Do this:
Keep every line where the word "name" appears; drop the rest.

Dataset excerpts:
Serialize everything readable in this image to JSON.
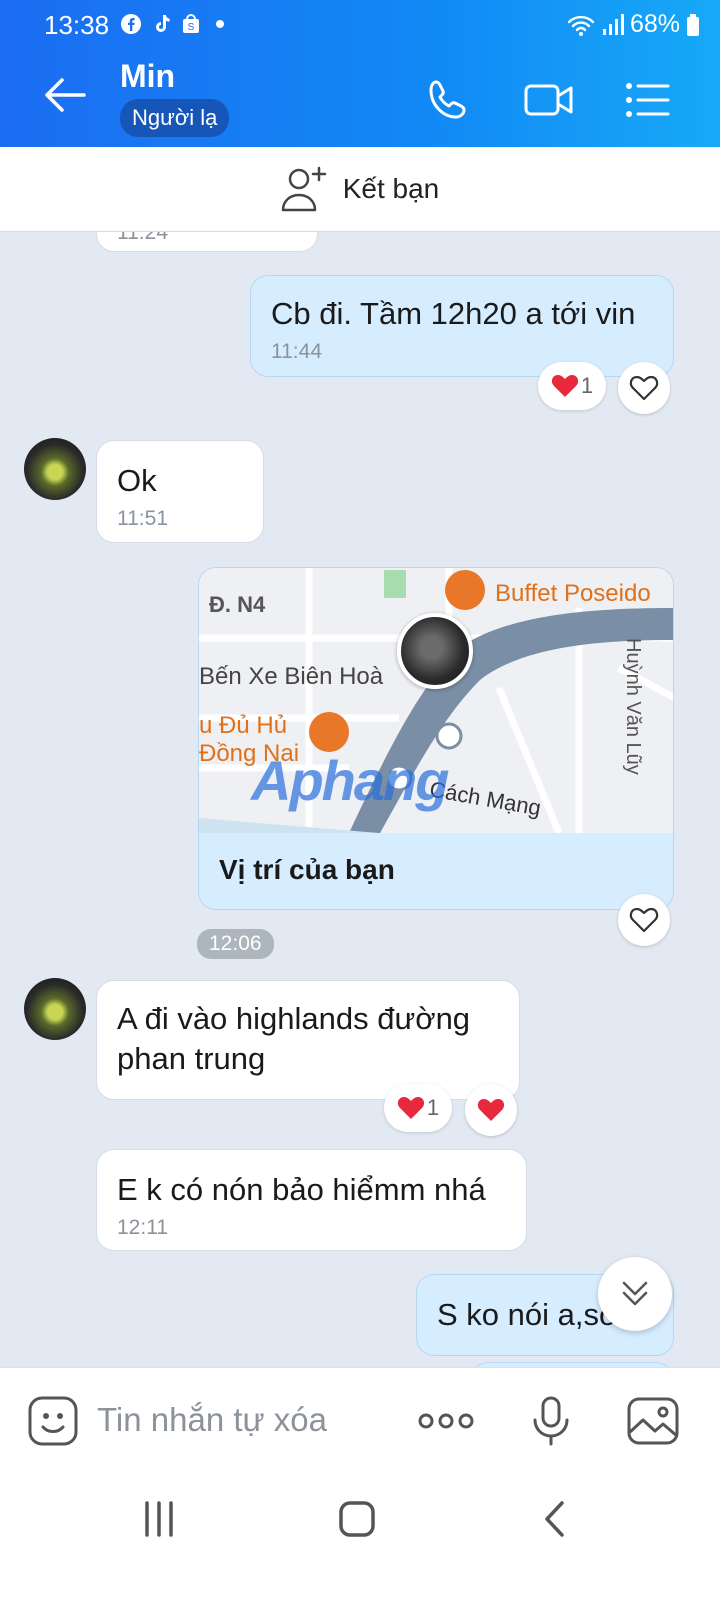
{
  "status_bar": {
    "time": "13:38",
    "battery": "68%"
  },
  "header": {
    "name": "Min",
    "badge": "Người lạ"
  },
  "friend_bar": {
    "label": "Kết bạn"
  },
  "messages": {
    "partial_time": "11:24",
    "m1": {
      "text": "Cb đi. Tầm 12h20 a tới vin",
      "time": "11:44",
      "reaction_count": "1"
    },
    "m2": {
      "text": "Ok",
      "time": "11:51"
    },
    "location": {
      "caption": "Vị trí của bạn",
      "time": "12:06",
      "labels": {
        "d_n4": "Đ. N4",
        "ben_xe": "Bến Xe Biên Hoà",
        "buffet": "Buffet Poseido",
        "huynh_van_luy": "Huỳnh Văn Lũy",
        "du_hu": "u Đủ Hủ",
        "dong_nai": "Đồng Nai",
        "cach_mang": "Cách Mạng",
        "watermark": "Aphang"
      }
    },
    "m3": {
      "line1": "A đi vào highlands đường",
      "line2": "phan trung",
      "reaction_count": "1"
    },
    "m4": {
      "text": "E k có nón bảo hiểmm nhá",
      "time": "12:11"
    },
    "m5": {
      "text": "S ko nói a,sớ"
    }
  },
  "input": {
    "placeholder": "Tin nhắn tự xóa"
  },
  "colors": {
    "accent": "#1189f5",
    "out_bubble": "#d6ecff",
    "heart": "#e8283c"
  }
}
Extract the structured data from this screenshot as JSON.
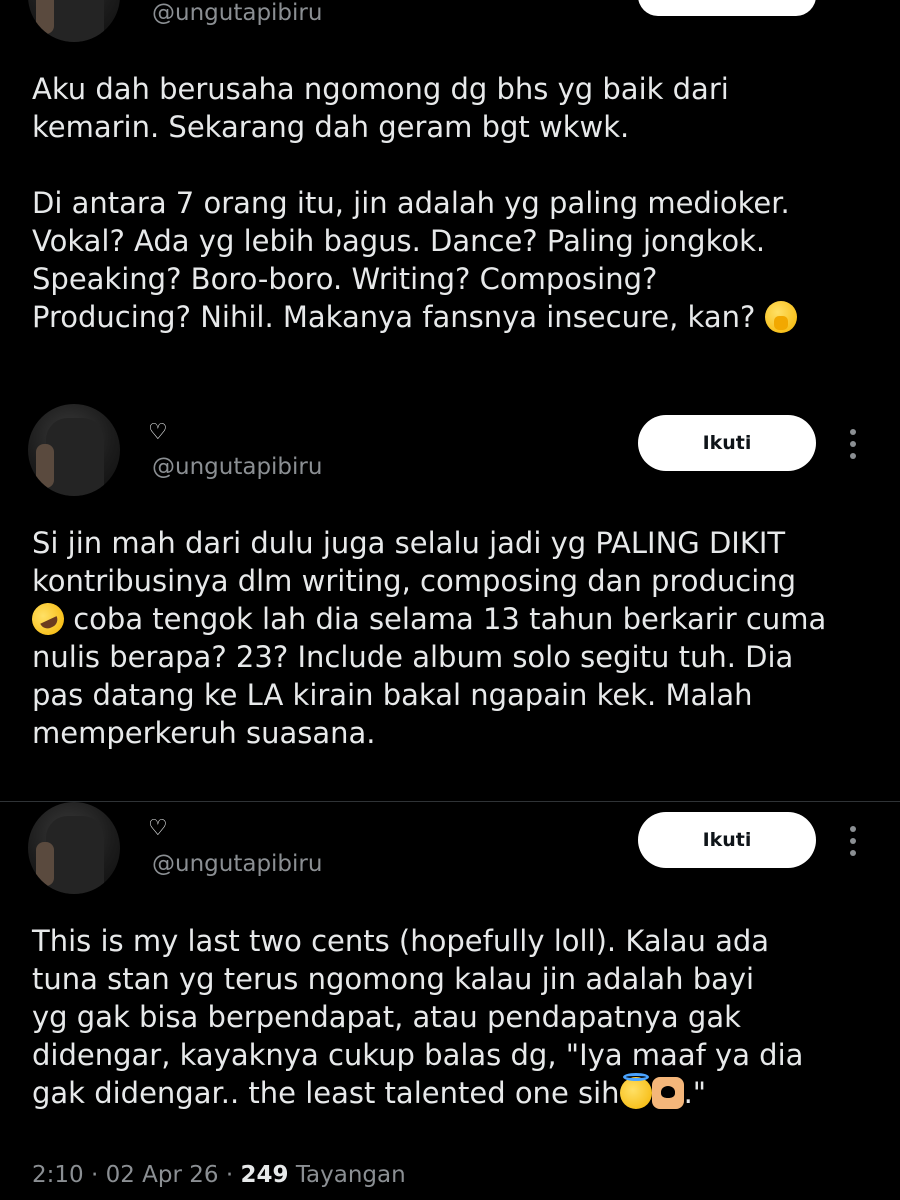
{
  "tweets": [
    {
      "handle": "@ungutapibiru",
      "text": "Aku dah berusaha ngomong dg bhs yg baik dari\nkemarin. Sekarang dah geram bgt wkwk.\n\nDi antara 7 orang itu, jin adalah yg paling medioker.\nVokal? Ada yg lebih bagus. Dance? Paling jongkok.\nSpeaking? Boro-boro. Writing? Composing?\nProducing? Nihil. Makanya fansnya insecure, kan? ",
      "emoji": "face-with-hand-over-mouth"
    },
    {
      "heart": "♡",
      "handle": "@ungutapibiru",
      "follow_label": "Ikuti",
      "text_before": "Si jin mah dari dulu juga selalu jadi yg PALING DIKIT\nkontribusinya dlm writing, composing dan producing\n",
      "emoji": "rolling-on-floor-laughing",
      "text_after": " coba tengok lah dia selama 13 tahun berkarir cuma\nnulis berapa? 23? Include album solo segitu tuh. Dia\npas datang ke LA kirain bakal ngapain kek. Malah\nmemperkeruh suasana."
    },
    {
      "heart": "♡",
      "handle": "@ungutapibiru",
      "follow_label": "Ikuti",
      "text_before": "This is my last two cents (hopefully loll). Kalau ada\ntuna stan yg terus ngomong kalau jin adalah bayi\nyg gak bisa berpendapat, atau pendapatnya gak\ndidengar, kayaknya cukup balas dg, \"Iya maaf ya dia\ngak didengar.. the least talented one sih",
      "emojis": [
        "smiling-face-with-halo",
        "heart-hands"
      ],
      "text_after": ".\""
    }
  ],
  "meta": {
    "time": "2:10",
    "separator": "·",
    "date": "02 Apr 26",
    "views_count": "249",
    "views_label": "Tayangan"
  }
}
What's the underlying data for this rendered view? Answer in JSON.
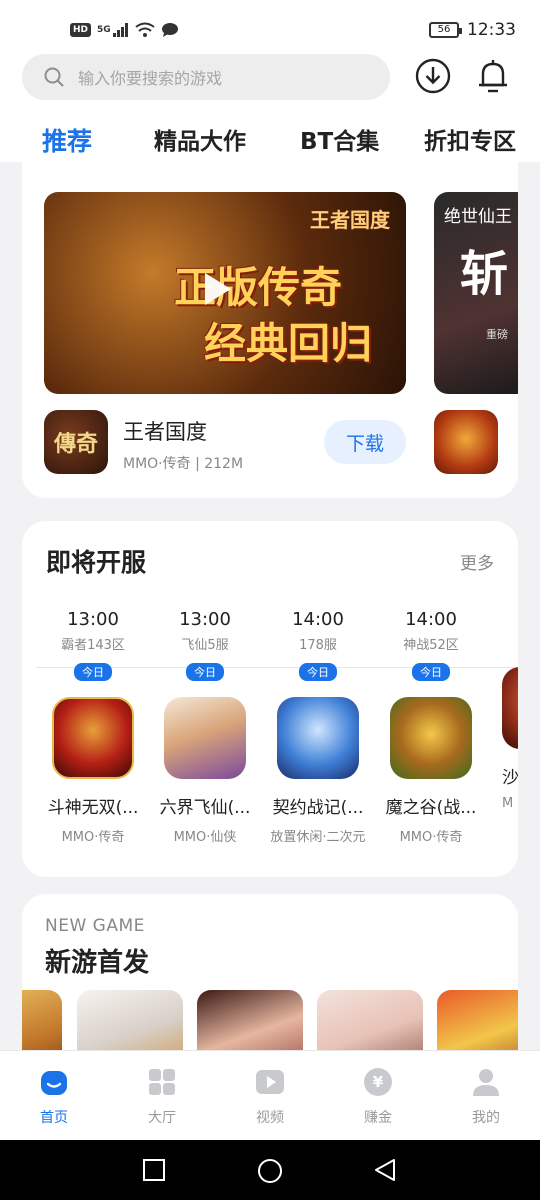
{
  "status_bar": {
    "hd": "HD",
    "signal": "5G",
    "battery": "56",
    "time": "12:33"
  },
  "search": {
    "placeholder": "输入你要搜索的游戏"
  },
  "tabs": [
    {
      "label": "推荐",
      "active": true
    },
    {
      "label": "精品大作",
      "active": false
    },
    {
      "label": "BT合集",
      "active": false
    },
    {
      "label": "折扣专区",
      "active": false
    }
  ],
  "featured": {
    "banner_title_line1": "正版传奇",
    "banner_title_line2": "经典回归",
    "banner_logo": "王者国度",
    "banner2_title_small": "绝世仙王",
    "banner2_title_big": "斩",
    "banner2_subtitle": "重磅",
    "game": {
      "icon_text": "傳奇",
      "name": "王者国度",
      "meta": "MMO·传奇 | 212M",
      "download_label": "下载"
    }
  },
  "upcoming": {
    "title": "即将开服",
    "more_label": "更多",
    "today_label": "今日",
    "items": [
      {
        "time": "13:00",
        "server": "霸者143区",
        "name": "斗神无双(...",
        "tags": "MMO·传奇",
        "icon_color": "#b51f15"
      },
      {
        "time": "13:00",
        "server": "飞仙5服",
        "name": "六界飞仙(...",
        "tags": "MMO·仙侠",
        "icon_color": "#d9a57a"
      },
      {
        "time": "14:00",
        "server": "178服",
        "name": "契约战记(...",
        "tags": "放置休闲·二次元",
        "icon_color": "#3f7fd6"
      },
      {
        "time": "14:00",
        "server": "神战52区",
        "name": "魔之谷(战...",
        "tags": "MMO·传奇",
        "icon_color": "#a86a1e"
      },
      {
        "time": "",
        "server": "",
        "name": "沙城",
        "tags": "M",
        "icon_color": "#8a2a18"
      }
    ]
  },
  "new_game": {
    "title_en": "NEW GAME",
    "title_cn": "新游首发"
  },
  "bottom_nav": [
    {
      "label": "首页",
      "icon": "home-icon",
      "active": true
    },
    {
      "label": "大厅",
      "icon": "grid-icon",
      "active": false
    },
    {
      "label": "视频",
      "icon": "video-icon",
      "active": false
    },
    {
      "label": "赚金",
      "icon": "coin-icon",
      "active": false
    },
    {
      "label": "我的",
      "icon": "profile-icon",
      "active": false
    }
  ],
  "colors": {
    "accent": "#1a73e8",
    "background": "#f2f2f4"
  }
}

The answer:
    "name": "Min",
      "name": "王者国度",
        "name": "斗神无双(...",
        "name": "六界飞仙(...",
        "name": "契约战记(...",
        "name": "魔之谷(战...",
        "name": "沙城",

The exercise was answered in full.